** Start of Exercise input **
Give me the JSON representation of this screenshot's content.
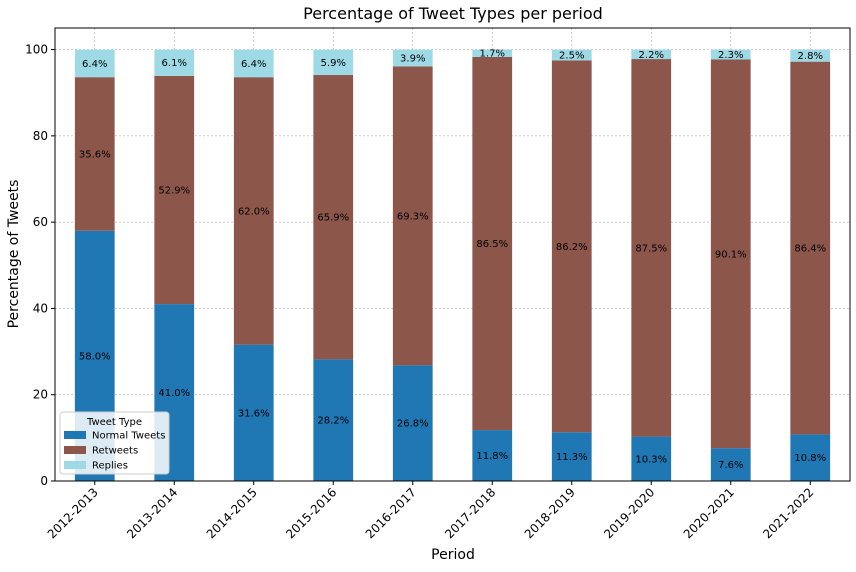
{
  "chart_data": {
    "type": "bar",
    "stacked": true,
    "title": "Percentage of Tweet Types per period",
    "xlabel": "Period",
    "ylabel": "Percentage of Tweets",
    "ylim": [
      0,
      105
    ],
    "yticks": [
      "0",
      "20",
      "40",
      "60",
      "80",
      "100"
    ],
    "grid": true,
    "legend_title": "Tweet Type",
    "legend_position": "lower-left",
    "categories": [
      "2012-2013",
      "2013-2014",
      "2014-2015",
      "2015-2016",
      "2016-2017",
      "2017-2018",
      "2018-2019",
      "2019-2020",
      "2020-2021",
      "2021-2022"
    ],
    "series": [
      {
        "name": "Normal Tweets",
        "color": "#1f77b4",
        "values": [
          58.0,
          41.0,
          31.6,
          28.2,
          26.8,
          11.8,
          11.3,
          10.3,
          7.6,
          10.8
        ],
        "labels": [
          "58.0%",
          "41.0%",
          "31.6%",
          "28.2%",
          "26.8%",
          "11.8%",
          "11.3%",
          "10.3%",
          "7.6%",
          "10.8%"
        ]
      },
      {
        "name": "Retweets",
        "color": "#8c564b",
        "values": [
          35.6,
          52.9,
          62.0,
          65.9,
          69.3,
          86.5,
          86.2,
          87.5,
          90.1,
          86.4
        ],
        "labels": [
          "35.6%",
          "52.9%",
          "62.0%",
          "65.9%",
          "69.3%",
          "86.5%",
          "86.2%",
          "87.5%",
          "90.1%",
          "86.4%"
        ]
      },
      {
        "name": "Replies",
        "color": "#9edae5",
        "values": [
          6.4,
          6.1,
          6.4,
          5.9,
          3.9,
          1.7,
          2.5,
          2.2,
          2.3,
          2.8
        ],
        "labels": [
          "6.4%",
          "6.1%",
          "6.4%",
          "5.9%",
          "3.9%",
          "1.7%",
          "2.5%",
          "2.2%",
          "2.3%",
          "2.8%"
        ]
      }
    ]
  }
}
** End of Exercise input **
Except for the pictures, give all the material above again verbatim.

Give me the JSON representation of this screenshot's content.
{
  "chart_data": {
    "type": "bar",
    "stacked": true,
    "title": "Percentage of Tweet Types per period",
    "xlabel": "Period",
    "ylabel": "Percentage of Tweets",
    "ylim": [
      0,
      105
    ],
    "yticks": [
      "0",
      "20",
      "40",
      "60",
      "80",
      "100"
    ],
    "grid": true,
    "legend_title": "Tweet Type",
    "legend_position": "lower-left",
    "categories": [
      "2012-2013",
      "2013-2014",
      "2014-2015",
      "2015-2016",
      "2016-2017",
      "2017-2018",
      "2018-2019",
      "2019-2020",
      "2020-2021",
      "2021-2022"
    ],
    "series": [
      {
        "name": "Normal Tweets",
        "color": "#1f77b4",
        "values": [
          58.0,
          41.0,
          31.6,
          28.2,
          26.8,
          11.8,
          11.3,
          10.3,
          7.6,
          10.8
        ],
        "labels": [
          "58.0%",
          "41.0%",
          "31.6%",
          "28.2%",
          "26.8%",
          "11.8%",
          "11.3%",
          "10.3%",
          "7.6%",
          "10.8%"
        ]
      },
      {
        "name": "Retweets",
        "color": "#8c564b",
        "values": [
          35.6,
          52.9,
          62.0,
          65.9,
          69.3,
          86.5,
          86.2,
          87.5,
          90.1,
          86.4
        ],
        "labels": [
          "35.6%",
          "52.9%",
          "62.0%",
          "65.9%",
          "69.3%",
          "86.5%",
          "86.2%",
          "87.5%",
          "90.1%",
          "86.4%"
        ]
      },
      {
        "name": "Replies",
        "color": "#9edae5",
        "values": [
          6.4,
          6.1,
          6.4,
          5.9,
          3.9,
          1.7,
          2.5,
          2.2,
          2.3,
          2.8
        ],
        "labels": [
          "6.4%",
          "6.1%",
          "6.4%",
          "5.9%",
          "3.9%",
          "1.7%",
          "2.5%",
          "2.2%",
          "2.3%",
          "2.8%"
        ]
      }
    ]
  }
}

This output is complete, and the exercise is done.